• [Data section]:
::::::::::

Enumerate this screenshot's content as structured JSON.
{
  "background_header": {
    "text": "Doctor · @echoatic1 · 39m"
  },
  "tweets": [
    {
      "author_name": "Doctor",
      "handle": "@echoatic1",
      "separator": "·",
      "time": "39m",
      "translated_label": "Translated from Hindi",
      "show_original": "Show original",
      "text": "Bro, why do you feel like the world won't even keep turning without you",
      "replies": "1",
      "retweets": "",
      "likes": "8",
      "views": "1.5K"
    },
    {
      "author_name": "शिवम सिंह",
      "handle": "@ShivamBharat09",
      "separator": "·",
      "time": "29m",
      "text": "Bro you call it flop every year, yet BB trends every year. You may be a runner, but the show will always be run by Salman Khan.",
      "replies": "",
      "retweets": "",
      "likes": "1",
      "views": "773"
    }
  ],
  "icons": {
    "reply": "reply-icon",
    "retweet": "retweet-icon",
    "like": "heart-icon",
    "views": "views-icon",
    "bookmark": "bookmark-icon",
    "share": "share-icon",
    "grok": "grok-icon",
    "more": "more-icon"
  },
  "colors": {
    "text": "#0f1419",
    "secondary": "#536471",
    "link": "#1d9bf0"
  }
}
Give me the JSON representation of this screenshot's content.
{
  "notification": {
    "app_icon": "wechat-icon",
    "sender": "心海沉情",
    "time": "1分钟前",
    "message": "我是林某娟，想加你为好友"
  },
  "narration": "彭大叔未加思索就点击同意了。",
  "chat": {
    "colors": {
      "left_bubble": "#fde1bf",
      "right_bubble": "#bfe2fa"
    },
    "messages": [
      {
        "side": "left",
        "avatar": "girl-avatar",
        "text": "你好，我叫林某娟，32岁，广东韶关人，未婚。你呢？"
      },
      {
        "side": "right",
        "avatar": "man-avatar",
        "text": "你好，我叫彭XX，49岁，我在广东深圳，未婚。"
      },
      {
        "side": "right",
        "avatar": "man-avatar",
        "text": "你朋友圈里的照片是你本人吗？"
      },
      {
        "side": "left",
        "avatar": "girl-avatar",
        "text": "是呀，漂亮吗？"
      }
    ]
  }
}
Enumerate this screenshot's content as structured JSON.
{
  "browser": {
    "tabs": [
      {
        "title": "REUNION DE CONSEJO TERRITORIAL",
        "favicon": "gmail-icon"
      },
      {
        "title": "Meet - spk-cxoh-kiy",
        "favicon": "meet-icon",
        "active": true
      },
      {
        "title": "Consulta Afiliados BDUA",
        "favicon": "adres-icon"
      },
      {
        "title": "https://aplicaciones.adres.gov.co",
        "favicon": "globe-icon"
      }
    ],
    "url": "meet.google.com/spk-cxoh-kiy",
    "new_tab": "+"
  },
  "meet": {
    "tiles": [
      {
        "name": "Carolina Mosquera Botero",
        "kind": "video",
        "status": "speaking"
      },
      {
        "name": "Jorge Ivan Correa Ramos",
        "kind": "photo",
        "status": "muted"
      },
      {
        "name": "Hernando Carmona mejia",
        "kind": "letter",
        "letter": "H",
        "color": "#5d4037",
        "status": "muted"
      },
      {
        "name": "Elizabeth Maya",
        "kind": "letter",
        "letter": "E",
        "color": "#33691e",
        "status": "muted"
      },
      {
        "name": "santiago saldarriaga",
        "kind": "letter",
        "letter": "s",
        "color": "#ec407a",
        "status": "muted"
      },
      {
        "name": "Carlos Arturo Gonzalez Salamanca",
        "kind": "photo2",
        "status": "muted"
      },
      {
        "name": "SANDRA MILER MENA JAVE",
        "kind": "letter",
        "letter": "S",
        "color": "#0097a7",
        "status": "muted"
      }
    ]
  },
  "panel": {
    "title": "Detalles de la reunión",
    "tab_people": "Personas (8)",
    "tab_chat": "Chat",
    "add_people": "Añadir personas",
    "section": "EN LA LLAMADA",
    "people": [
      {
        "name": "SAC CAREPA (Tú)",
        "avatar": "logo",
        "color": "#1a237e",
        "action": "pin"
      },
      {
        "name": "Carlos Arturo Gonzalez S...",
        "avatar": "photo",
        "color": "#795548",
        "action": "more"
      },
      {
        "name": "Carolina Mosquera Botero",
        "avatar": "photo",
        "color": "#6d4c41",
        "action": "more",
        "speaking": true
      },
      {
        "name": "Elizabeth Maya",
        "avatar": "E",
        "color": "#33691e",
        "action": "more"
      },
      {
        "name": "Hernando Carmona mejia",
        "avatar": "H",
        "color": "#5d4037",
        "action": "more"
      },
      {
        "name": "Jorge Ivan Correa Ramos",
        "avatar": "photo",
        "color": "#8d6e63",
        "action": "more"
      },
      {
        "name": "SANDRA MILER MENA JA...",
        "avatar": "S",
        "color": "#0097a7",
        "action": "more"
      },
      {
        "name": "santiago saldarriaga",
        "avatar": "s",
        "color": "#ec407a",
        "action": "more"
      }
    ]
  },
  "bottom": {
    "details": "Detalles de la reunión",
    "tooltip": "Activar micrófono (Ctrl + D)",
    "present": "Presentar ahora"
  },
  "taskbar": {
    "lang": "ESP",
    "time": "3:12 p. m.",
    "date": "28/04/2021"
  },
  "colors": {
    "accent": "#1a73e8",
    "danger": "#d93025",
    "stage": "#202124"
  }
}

::::::::::

• [Objective]: Reproduce each line holding the word "views".

• [Answer]:
      "views": "1.5K"
      "views": "773"
    "views": "views-icon",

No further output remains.